*** Materials provided

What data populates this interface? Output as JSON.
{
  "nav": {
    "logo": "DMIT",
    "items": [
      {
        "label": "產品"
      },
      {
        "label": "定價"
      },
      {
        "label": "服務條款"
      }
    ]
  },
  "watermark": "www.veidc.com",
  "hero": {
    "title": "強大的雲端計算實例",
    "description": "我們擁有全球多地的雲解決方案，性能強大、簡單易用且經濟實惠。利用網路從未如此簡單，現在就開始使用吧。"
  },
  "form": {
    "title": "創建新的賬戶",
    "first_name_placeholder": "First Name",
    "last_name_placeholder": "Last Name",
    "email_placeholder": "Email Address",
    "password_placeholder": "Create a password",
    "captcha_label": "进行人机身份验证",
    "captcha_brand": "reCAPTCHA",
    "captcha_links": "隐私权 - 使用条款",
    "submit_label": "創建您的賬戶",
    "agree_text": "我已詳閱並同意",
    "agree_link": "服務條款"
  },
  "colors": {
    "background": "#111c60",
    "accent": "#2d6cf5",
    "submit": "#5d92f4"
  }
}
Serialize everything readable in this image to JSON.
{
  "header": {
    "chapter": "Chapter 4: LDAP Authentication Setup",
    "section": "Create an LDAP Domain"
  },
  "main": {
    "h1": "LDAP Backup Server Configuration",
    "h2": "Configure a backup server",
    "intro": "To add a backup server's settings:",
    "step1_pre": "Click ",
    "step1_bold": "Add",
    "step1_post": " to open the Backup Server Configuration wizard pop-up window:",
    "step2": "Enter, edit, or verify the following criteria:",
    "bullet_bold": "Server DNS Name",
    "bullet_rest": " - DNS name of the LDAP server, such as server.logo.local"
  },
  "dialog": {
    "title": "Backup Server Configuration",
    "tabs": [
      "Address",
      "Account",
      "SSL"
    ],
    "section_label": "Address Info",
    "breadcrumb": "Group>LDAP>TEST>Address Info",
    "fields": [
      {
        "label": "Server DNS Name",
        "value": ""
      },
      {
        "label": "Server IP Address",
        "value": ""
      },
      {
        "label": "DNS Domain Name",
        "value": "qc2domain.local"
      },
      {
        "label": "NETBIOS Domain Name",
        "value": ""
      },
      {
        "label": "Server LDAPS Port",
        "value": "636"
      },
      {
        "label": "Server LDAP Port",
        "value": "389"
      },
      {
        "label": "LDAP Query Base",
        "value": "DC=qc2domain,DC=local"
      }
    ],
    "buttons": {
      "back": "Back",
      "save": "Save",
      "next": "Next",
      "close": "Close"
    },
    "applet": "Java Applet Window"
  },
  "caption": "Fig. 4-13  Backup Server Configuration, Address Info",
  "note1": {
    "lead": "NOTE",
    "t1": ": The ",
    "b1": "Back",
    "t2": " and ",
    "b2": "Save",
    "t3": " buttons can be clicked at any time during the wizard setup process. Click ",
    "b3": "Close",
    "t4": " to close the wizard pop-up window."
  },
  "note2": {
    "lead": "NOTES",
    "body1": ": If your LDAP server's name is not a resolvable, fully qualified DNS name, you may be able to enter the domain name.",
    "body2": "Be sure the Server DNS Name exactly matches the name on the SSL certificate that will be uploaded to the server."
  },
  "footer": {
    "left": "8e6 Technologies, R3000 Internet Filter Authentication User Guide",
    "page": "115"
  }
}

******

**Exercise brief:**
Using the data above, return each line exactly as written.

**Output of the task:**
What data populates this interface? Output as JSON.
{
  "nav": {
    "logo": "DMIT",
    "items": [
      {
        "label": "產品"
      },
      {
        "label": "定價"
      },
      {
        "label": "服務條款"
      }
    ]
  },
  "watermark": "www.veidc.com",
  "hero": {
    "title": "強大的雲端計算實例",
    "description": "我們擁有全球多地的雲解決方案，性能強大、簡單易用且經濟實惠。利用網路從未如此簡單，現在就開始使用吧。"
  },
  "form": {
    "title": "創建新的賬戶",
    "first_name_placeholder": "First Name",
    "last_name_placeholder": "Last Name",
    "email_placeholder": "Email Address",
    "password_placeholder": "Create a password",
    "captcha_label": "进行人机身份验证",
    "captcha_brand": "reCAPTCHA",
    "captcha_links": "隐私权 - 使用条款",
    "submit_label": "創建您的賬戶",
    "agree_text": "我已詳閱並同意",
    "agree_link": "服務條款"
  },
  "colors": {
    "background": "#111c60",
    "accent": "#2d6cf5",
    "submit": "#5d92f4"
  }
}
Serialize everything readable in this image to JSON.
{
  "header": {
    "chapter": "Chapter 4: LDAP Authentication Setup",
    "section": "Create an LDAP Domain"
  },
  "main": {
    "h1": "LDAP Backup Server Configuration",
    "h2": "Configure a backup server",
    "intro": "To add a backup server's settings:",
    "step1_pre": "Click ",
    "step1_bold": "Add",
    "step1_post": " to open the Backup Server Configuration wizard pop-up window:",
    "step2": "Enter, edit, or verify the following criteria:",
    "bullet_bold": "Server DNS Name",
    "bullet_rest": " - DNS name of the LDAP server, such as server.logo.local"
  },
  "dialog": {
    "title": "Backup Server Configuration",
    "tabs": [
      "Address",
      "Account",
      "SSL"
    ],
    "section_label": "Address Info",
    "breadcrumb": "Group>LDAP>TEST>Address Info",
    "fields": [
      {
        "label": "Server DNS Name",
        "value": ""
      },
      {
        "label": "Server IP Address",
        "value": ""
      },
      {
        "label": "DNS Domain Name",
        "value": "qc2domain.local"
      },
      {
        "label": "NETBIOS Domain Name",
        "value": ""
      },
      {
        "label": "Server LDAPS Port",
        "value": "636"
      },
      {
        "label": "Server LDAP Port",
        "value": "389"
      },
      {
        "label": "LDAP Query Base",
        "value": "DC=qc2domain,DC=local"
      }
    ],
    "buttons": {
      "back": "Back",
      "save": "Save",
      "next": "Next",
      "close": "Close"
    },
    "applet": "Java Applet Window"
  },
  "caption": "Fig. 4-13  Backup Server Configuration, Address Info",
  "note1": {
    "lead": "NOTE",
    "t1": ": The ",
    "b1": "Back",
    "t2": " and ",
    "b2": "Save",
    "t3": " buttons can be clicked at any time during the wizard setup process. Click ",
    "b3": "Close",
    "t4": " to close the wizard pop-up window."
  },
  "note2": {
    "lead": "NOTES",
    "body1": ": If your LDAP server's name is not a resolvable, fully qualified DNS name, you may be able to enter the domain name.",
    "body2": "Be sure the Server DNS Name exactly matches the name on the SSL certificate that will be uploaded to the server."
  },
  "footer": {
    "left": "8e6 Technologies, R3000 Internet Filter Authentication User Guide",
    "page": "115"
  }
}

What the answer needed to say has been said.